(Records that describe figures)
..............................

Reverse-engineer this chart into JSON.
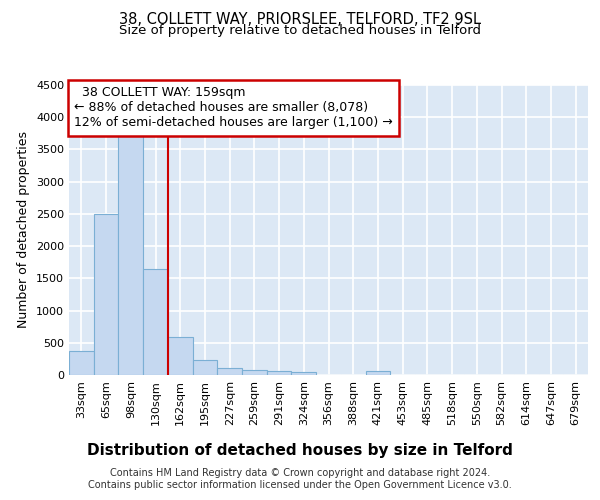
{
  "title": "38, COLLETT WAY, PRIORSLEE, TELFORD, TF2 9SL",
  "subtitle": "Size of property relative to detached houses in Telford",
  "xlabel": "Distribution of detached houses by size in Telford",
  "ylabel": "Number of detached properties",
  "footer_line1": "Contains HM Land Registry data © Crown copyright and database right 2024.",
  "footer_line2": "Contains public sector information licensed under the Open Government Licence v3.0.",
  "categories": [
    "33sqm",
    "65sqm",
    "98sqm",
    "130sqm",
    "162sqm",
    "195sqm",
    "227sqm",
    "259sqm",
    "291sqm",
    "324sqm",
    "356sqm",
    "388sqm",
    "421sqm",
    "453sqm",
    "485sqm",
    "518sqm",
    "550sqm",
    "582sqm",
    "614sqm",
    "647sqm",
    "679sqm"
  ],
  "values": [
    370,
    2500,
    3750,
    1650,
    590,
    230,
    110,
    75,
    55,
    45,
    0,
    0,
    65,
    0,
    0,
    0,
    0,
    0,
    0,
    0,
    0
  ],
  "bar_color": "#c5d8f0",
  "bar_edge_color": "#7bafd4",
  "background_color": "#dce8f5",
  "grid_color": "#ffffff",
  "ylim": [
    0,
    4500
  ],
  "yticks": [
    0,
    500,
    1000,
    1500,
    2000,
    2500,
    3000,
    3500,
    4000,
    4500
  ],
  "property_label": "38 COLLETT WAY: 159sqm",
  "pct_smaller": "88% of detached houses are smaller (8,078)",
  "pct_larger": "12% of semi-detached houses are larger (1,100)",
  "vline_x_index": 3.5,
  "annotation_box_color": "#ffffff",
  "annotation_box_edge": "#cc0000",
  "vline_color": "#cc0000",
  "title_fontsize": 10.5,
  "subtitle_fontsize": 9.5,
  "xlabel_fontsize": 11,
  "ylabel_fontsize": 9,
  "tick_fontsize": 8,
  "annotation_fontsize": 9,
  "footer_fontsize": 7
}
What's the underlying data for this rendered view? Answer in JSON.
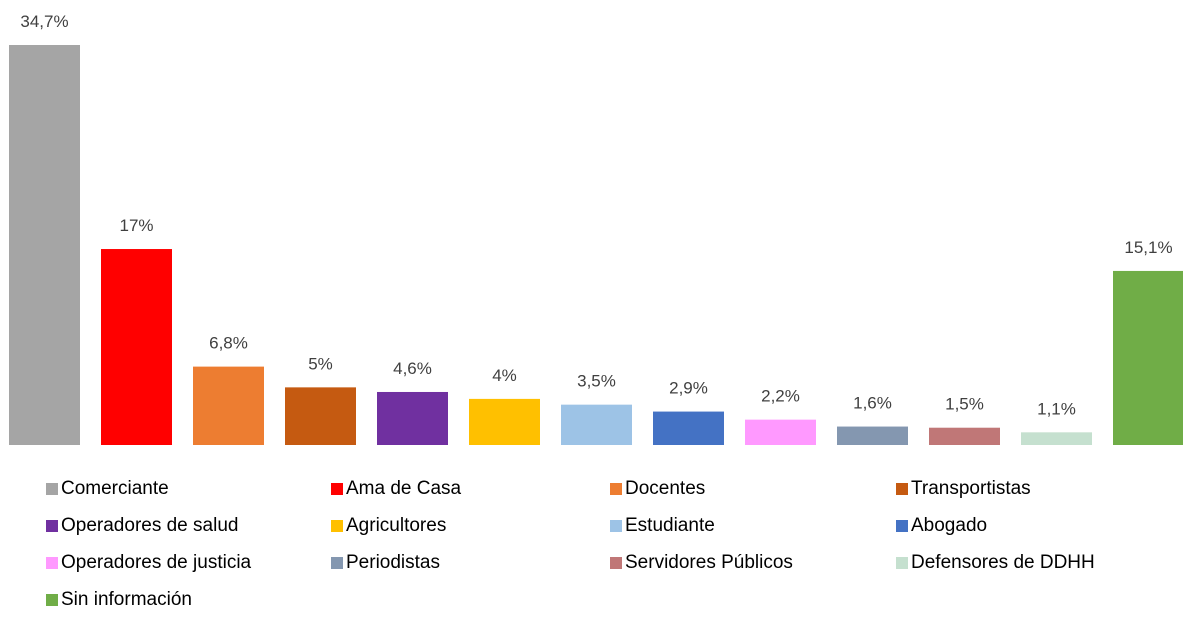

..............................

Pick out each line containing "this" and report it.

Reverse-engineer this chart into JSON.
What's the underlying data for this rendered view? Answer in JSON.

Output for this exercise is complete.